All of the records below should be output exactly.
## start
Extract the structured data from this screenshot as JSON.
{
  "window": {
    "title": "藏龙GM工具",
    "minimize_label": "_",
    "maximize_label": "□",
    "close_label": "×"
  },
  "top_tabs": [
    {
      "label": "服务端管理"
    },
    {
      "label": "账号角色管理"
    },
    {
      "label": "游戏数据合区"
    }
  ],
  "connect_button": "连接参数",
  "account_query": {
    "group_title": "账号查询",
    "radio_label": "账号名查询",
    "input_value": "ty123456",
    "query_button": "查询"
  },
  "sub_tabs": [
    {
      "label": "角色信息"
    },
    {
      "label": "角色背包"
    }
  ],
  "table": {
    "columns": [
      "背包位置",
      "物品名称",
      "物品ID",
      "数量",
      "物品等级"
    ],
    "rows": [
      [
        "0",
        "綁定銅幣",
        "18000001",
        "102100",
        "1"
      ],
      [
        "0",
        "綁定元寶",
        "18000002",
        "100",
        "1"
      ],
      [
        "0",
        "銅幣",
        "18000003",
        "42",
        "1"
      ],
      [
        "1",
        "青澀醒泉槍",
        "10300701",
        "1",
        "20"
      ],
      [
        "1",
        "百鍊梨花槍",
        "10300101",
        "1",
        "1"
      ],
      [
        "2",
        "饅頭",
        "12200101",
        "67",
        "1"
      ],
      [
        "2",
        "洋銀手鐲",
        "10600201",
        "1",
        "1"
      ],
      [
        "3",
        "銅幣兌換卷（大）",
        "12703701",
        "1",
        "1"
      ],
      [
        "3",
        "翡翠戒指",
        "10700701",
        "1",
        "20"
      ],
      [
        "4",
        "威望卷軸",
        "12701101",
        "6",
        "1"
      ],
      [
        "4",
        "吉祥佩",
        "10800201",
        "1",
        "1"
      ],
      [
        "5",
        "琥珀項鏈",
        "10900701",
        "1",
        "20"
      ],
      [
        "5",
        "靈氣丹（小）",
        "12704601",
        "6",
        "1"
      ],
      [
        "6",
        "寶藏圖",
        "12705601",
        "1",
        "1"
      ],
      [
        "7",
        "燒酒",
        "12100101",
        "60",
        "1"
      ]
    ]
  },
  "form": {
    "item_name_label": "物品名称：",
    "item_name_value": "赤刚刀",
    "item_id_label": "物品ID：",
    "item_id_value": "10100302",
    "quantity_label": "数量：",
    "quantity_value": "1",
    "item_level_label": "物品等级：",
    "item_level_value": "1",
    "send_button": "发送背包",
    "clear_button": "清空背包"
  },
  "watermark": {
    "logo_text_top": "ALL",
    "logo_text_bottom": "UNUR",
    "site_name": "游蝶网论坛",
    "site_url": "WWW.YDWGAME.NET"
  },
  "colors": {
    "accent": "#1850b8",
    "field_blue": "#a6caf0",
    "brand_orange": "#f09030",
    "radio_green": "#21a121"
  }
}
## end
Solved exercise.
Extract the structured data from this screenshot as JSON.
{
  "window": {
    "title": "藏龙GM工具",
    "minimize_label": "_",
    "maximize_label": "□",
    "close_label": "×"
  },
  "top_tabs": [
    {
      "label": "服务端管理"
    },
    {
      "label": "账号角色管理"
    },
    {
      "label": "游戏数据合区"
    }
  ],
  "connect_button": "连接参数",
  "account_query": {
    "group_title": "账号查询",
    "radio_label": "账号名查询",
    "input_value": "ty123456",
    "query_button": "查询"
  },
  "sub_tabs": [
    {
      "label": "角色信息"
    },
    {
      "label": "角色背包"
    }
  ],
  "table": {
    "columns": [
      "背包位置",
      "物品名称",
      "物品ID",
      "数量",
      "物品等级"
    ],
    "rows": [
      [
        "0",
        "綁定銅幣",
        "18000001",
        "102100",
        "1"
      ],
      [
        "0",
        "綁定元寶",
        "18000002",
        "100",
        "1"
      ],
      [
        "0",
        "銅幣",
        "18000003",
        "42",
        "1"
      ],
      [
        "1",
        "青澀醒泉槍",
        "10300701",
        "1",
        "20"
      ],
      [
        "1",
        "百鍊梨花槍",
        "10300101",
        "1",
        "1"
      ],
      [
        "2",
        "饅頭",
        "12200101",
        "67",
        "1"
      ],
      [
        "2",
        "洋銀手鐲",
        "10600201",
        "1",
        "1"
      ],
      [
        "3",
        "銅幣兌換卷（大）",
        "12703701",
        "1",
        "1"
      ],
      [
        "3",
        "翡翠戒指",
        "10700701",
        "1",
        "20"
      ],
      [
        "4",
        "威望卷軸",
        "12701101",
        "6",
        "1"
      ],
      [
        "4",
        "吉祥佩",
        "10800201",
        "1",
        "1"
      ],
      [
        "5",
        "琥珀項鏈",
        "10900701",
        "1",
        "20"
      ],
      [
        "5",
        "靈氣丹（小）",
        "12704601",
        "6",
        "1"
      ],
      [
        "6",
        "寶藏圖",
        "12705601",
        "1",
        "1"
      ],
      [
        "7",
        "燒酒",
        "12100101",
        "60",
        "1"
      ]
    ]
  },
  "form": {
    "item_name_label": "物品名称：",
    "item_name_value": "赤刚刀",
    "item_id_label": "物品ID：",
    "item_id_value": "10100302",
    "quantity_label": "数量：",
    "quantity_value": "1",
    "item_level_label": "物品等级：",
    "item_level_value": "1",
    "send_button": "发送背包",
    "clear_button": "清空背包"
  },
  "watermark": {
    "logo_text_top": "ALL",
    "logo_text_bottom": "UNUR",
    "site_name": "游蝶网论坛",
    "site_url": "WWW.YDWGAME.NET"
  },
  "colors": {
    "accent": "#1850b8",
    "field_blue": "#a6caf0",
    "brand_orange": "#f09030",
    "radio_green": "#21a121"
  }
}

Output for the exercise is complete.